Excerpt provided -
begin

This was asked to me in an interview a long long time ago.

The question seems easy at first sight – Find next higher number with the same digits: i.e.:

- 16823 – 16832
- 79416- 79461
- 59351- 59513

You can see how the first two examples, can give the wrong idea, that you always have to swap only 1 digit with the other. Needless to say, that is not the case… In fact as I always preach. Get clarifications! This is crucial to doing well in the software industry. You might write amazing code, but if it doesn’t do exactly what someone else needs, then chances are, you are the only one who is going to use that piece of software. The biggest clarification in this case is – what happens when we already have the highest number? Well in that case we can agree to just pass back the original number.

Now that we have our clarifications out of the way, let’s get to trying to solve our problem in a standard naive approach –

## Naive approach algorithm to find next higher number with same digits

- Find all permutations of these digits
- Sort them in an array
- Find your number and return the next to that one

However, as it usually turns out, writing out the standard, naive approach is not the best one can do. Let’s do a very small analysis. Time-wise is what we are concerned the most. A number N will have log(N) digits. Therefore to create all permutations, we will need **O(log(N)!)** or otherwise **O(nlog(n))**, (to refresh why, check Common BigO).

end

Dataset content -
begin

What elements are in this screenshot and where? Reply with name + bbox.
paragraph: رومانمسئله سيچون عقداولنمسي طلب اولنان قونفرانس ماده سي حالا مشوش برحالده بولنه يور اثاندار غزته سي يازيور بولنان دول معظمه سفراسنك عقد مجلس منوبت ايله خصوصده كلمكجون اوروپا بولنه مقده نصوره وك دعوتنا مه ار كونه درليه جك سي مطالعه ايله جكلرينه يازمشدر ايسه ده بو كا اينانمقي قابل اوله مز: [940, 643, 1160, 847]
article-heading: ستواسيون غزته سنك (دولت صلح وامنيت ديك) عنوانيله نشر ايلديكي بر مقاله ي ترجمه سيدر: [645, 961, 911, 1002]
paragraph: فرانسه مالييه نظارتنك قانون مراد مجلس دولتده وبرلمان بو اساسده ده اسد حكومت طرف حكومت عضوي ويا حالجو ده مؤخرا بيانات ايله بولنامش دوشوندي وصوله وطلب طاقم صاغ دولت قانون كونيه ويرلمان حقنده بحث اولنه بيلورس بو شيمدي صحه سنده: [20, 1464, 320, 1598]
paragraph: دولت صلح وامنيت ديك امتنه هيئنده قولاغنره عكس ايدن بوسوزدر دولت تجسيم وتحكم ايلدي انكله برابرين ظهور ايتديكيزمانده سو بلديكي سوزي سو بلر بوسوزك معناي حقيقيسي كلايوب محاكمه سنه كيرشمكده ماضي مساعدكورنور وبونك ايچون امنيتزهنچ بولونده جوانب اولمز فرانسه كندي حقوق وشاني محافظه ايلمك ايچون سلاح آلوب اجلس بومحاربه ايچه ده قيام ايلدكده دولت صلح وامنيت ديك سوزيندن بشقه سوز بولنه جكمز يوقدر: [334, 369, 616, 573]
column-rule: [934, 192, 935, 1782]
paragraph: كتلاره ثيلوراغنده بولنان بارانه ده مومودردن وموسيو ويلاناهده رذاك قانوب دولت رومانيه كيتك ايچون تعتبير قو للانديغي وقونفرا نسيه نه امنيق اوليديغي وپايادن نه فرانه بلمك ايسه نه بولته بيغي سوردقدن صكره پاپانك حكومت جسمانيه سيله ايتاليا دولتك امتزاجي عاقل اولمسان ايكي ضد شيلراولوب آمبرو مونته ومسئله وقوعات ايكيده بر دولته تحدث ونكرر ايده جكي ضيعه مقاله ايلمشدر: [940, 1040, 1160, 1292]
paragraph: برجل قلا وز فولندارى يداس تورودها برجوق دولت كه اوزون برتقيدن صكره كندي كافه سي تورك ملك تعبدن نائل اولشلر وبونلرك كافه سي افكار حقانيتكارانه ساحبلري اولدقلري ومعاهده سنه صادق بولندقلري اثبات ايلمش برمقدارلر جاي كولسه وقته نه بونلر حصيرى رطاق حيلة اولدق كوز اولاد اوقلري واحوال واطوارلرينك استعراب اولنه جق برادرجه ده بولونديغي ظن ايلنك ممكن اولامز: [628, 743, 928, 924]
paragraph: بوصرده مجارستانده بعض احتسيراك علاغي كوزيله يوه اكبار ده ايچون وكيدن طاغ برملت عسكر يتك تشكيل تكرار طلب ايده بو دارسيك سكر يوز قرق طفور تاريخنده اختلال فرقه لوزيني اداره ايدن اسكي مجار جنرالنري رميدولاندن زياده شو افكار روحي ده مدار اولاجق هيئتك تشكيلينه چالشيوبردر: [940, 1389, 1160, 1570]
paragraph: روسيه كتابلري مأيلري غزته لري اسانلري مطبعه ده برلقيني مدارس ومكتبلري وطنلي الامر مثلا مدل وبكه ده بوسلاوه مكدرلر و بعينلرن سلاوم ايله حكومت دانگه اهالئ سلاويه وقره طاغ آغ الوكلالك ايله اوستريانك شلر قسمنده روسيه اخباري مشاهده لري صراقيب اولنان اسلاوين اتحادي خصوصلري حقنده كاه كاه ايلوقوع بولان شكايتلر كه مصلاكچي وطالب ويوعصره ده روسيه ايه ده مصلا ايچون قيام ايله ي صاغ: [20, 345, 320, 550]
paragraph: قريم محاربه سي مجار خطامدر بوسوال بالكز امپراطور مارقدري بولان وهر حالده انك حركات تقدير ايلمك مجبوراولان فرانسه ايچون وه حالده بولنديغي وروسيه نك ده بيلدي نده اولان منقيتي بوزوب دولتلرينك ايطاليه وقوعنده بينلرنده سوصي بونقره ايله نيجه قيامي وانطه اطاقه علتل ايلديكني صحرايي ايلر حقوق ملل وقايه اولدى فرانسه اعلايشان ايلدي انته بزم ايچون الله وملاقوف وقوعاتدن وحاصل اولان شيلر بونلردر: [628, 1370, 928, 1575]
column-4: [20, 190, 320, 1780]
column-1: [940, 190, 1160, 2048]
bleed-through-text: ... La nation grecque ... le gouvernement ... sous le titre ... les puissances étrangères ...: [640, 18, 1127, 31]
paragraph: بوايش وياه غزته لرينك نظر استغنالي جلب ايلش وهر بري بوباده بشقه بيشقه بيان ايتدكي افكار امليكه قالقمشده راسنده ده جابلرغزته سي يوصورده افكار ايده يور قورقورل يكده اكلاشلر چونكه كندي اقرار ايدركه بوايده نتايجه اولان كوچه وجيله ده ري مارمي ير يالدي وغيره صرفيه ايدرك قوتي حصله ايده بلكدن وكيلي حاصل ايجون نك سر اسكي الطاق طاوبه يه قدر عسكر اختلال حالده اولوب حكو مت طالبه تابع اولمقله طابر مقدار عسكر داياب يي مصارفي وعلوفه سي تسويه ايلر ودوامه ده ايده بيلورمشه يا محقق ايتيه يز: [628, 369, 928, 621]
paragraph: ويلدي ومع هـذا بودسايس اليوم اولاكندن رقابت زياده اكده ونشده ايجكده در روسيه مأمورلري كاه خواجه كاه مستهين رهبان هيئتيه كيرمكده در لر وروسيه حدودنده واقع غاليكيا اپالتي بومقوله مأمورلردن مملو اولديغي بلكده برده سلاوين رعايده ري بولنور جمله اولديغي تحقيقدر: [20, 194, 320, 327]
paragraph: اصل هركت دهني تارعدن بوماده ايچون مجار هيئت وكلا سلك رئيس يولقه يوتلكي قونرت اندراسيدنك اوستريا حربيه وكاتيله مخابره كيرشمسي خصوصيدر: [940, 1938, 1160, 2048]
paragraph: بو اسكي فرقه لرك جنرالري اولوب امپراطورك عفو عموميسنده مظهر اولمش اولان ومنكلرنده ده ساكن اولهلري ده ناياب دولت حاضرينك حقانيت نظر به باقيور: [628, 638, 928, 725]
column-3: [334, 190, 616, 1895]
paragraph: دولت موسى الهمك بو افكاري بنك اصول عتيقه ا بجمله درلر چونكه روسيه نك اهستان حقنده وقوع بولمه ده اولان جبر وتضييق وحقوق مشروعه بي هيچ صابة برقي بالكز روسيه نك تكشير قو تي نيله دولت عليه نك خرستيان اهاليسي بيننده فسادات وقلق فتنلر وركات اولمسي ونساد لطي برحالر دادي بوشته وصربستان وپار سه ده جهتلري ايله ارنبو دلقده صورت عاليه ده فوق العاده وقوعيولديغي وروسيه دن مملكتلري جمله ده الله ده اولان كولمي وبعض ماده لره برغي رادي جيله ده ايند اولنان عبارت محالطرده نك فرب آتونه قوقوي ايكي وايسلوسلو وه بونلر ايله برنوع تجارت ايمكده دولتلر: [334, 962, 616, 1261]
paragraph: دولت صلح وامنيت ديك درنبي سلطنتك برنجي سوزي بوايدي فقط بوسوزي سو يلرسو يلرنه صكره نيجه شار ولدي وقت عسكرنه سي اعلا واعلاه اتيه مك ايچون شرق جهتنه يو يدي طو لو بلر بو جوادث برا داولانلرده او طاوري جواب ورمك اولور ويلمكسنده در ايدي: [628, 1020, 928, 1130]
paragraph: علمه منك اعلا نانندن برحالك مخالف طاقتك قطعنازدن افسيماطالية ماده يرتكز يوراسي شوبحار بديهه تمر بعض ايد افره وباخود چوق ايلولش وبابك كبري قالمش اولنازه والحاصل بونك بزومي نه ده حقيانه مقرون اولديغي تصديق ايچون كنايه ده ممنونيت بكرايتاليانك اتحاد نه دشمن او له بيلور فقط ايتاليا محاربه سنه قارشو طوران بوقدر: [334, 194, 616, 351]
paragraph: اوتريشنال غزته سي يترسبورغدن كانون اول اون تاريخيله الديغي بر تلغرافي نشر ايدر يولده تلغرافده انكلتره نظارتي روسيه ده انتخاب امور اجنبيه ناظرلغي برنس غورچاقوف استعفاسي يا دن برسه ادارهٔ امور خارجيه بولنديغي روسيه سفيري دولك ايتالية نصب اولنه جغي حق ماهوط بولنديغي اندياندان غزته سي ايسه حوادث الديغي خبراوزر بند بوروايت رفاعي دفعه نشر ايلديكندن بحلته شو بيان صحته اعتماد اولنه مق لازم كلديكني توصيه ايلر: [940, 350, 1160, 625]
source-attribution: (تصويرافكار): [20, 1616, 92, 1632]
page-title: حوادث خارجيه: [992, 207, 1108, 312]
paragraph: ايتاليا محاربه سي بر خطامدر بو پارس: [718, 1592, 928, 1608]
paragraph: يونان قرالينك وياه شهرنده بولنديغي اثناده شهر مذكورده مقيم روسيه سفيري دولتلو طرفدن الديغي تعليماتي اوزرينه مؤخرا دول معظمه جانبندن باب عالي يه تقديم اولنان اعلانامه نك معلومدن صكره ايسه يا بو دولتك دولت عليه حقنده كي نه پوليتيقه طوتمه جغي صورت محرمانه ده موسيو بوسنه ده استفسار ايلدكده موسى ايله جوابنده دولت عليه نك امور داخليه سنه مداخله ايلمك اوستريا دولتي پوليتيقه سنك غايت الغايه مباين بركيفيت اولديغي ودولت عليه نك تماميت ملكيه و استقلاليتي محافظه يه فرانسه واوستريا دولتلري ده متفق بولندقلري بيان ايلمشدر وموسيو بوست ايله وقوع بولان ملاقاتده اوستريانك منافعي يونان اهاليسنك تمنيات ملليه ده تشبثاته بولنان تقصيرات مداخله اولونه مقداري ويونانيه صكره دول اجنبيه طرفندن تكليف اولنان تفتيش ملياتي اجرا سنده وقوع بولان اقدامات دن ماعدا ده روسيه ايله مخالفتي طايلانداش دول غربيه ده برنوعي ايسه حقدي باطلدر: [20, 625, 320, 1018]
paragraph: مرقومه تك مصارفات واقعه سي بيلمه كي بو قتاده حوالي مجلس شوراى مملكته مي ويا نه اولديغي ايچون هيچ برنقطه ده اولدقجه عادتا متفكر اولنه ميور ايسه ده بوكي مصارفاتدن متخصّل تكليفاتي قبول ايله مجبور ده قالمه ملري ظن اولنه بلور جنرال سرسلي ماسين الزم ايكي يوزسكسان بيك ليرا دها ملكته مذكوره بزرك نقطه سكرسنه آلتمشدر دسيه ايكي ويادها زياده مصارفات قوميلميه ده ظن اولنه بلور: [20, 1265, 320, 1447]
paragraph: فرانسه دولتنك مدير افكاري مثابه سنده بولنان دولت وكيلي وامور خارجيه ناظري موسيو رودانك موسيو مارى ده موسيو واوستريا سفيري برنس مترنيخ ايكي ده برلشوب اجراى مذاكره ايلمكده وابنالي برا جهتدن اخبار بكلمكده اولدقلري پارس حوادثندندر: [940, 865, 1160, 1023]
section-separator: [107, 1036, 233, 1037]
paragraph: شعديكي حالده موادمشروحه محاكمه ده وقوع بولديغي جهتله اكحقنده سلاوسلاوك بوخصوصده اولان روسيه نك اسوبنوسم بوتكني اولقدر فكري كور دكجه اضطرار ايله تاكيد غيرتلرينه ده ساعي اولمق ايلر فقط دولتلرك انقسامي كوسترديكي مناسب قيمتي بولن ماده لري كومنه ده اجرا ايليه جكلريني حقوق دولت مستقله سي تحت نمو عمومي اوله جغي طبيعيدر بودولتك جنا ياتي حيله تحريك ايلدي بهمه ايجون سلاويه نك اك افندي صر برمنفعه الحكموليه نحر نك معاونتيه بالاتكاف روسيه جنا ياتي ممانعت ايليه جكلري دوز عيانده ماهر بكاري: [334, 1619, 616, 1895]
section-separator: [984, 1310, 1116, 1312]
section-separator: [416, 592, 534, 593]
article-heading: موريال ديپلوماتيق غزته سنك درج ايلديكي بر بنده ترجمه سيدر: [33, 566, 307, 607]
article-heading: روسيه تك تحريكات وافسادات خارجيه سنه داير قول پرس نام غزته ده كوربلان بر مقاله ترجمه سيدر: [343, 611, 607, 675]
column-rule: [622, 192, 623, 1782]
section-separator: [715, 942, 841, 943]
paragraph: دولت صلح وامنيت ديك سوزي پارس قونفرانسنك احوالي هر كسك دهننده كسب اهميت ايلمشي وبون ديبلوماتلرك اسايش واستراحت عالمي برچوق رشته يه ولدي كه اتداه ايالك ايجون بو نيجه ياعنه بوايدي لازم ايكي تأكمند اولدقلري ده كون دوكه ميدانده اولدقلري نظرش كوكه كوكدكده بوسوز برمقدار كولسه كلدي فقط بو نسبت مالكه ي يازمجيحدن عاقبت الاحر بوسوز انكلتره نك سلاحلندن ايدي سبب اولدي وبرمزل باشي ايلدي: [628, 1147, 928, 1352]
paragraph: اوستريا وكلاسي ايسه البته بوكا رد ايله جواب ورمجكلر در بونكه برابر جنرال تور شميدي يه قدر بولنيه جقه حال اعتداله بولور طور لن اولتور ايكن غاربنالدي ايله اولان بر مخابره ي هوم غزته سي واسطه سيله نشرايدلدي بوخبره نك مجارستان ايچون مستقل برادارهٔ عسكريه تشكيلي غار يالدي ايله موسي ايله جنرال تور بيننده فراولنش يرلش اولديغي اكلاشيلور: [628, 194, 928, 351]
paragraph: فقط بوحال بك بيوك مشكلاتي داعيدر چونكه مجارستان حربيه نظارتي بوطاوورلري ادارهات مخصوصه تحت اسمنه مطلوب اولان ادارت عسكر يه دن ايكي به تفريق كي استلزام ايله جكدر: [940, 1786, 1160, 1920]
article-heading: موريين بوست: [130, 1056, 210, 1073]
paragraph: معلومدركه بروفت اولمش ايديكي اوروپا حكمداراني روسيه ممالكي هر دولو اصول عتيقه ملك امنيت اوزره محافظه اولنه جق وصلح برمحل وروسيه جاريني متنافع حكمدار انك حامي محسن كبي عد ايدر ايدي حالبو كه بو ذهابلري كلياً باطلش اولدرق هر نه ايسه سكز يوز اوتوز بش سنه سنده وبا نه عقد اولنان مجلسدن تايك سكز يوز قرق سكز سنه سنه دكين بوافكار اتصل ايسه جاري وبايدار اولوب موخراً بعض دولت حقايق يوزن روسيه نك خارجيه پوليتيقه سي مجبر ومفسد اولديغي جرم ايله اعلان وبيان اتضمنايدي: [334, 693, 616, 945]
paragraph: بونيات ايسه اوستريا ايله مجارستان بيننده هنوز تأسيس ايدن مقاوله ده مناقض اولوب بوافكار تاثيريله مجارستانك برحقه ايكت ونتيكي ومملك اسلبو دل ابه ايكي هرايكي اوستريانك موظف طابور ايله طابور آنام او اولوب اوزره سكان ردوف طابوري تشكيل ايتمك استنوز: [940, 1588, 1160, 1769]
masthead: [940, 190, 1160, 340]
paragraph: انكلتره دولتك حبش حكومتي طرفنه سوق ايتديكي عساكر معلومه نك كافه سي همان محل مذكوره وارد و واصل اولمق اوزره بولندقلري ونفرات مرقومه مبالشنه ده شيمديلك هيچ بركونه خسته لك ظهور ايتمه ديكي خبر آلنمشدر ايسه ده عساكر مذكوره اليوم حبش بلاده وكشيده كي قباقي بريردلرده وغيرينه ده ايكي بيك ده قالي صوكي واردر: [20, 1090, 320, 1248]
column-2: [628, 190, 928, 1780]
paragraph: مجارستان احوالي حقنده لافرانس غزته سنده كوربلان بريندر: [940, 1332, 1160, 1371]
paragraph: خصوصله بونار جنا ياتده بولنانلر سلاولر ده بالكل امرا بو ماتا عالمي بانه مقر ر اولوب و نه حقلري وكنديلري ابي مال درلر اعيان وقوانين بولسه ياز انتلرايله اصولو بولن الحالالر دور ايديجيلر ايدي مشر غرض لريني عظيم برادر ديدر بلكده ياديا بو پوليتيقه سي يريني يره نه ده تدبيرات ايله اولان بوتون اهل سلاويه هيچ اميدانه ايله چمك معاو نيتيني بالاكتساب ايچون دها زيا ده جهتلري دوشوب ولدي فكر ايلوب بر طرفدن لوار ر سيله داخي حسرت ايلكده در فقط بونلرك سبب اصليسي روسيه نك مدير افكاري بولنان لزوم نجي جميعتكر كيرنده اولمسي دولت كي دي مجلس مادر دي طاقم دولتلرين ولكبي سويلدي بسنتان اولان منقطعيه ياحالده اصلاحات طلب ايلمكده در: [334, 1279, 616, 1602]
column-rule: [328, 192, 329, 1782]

end

Exercise requirements - Reproduce the passage of the next-higher-number text starting at "- 16823 – 16832" and ending at "the original number.", substituting "technology" for every occurrence of "software".

Task result -
- 16823 – 16832
- 79416- 79461
- 59351- 59513

You can see how the first two examples, can give the wrong idea, that you always have to swap only 1 digit with the other. Needless to say, that is not the case… In fact as I always preach. Get clarifications! This is crucial to doing well in the technology industry. You might write amazing code, but if it doesn’t do exactly what someone else needs, then chances are, you are the only one who is going to use that piece of technology. The biggest clarification in this case is – what happens when we already have the highest number? Well in that case we can agree to just pass back the original number.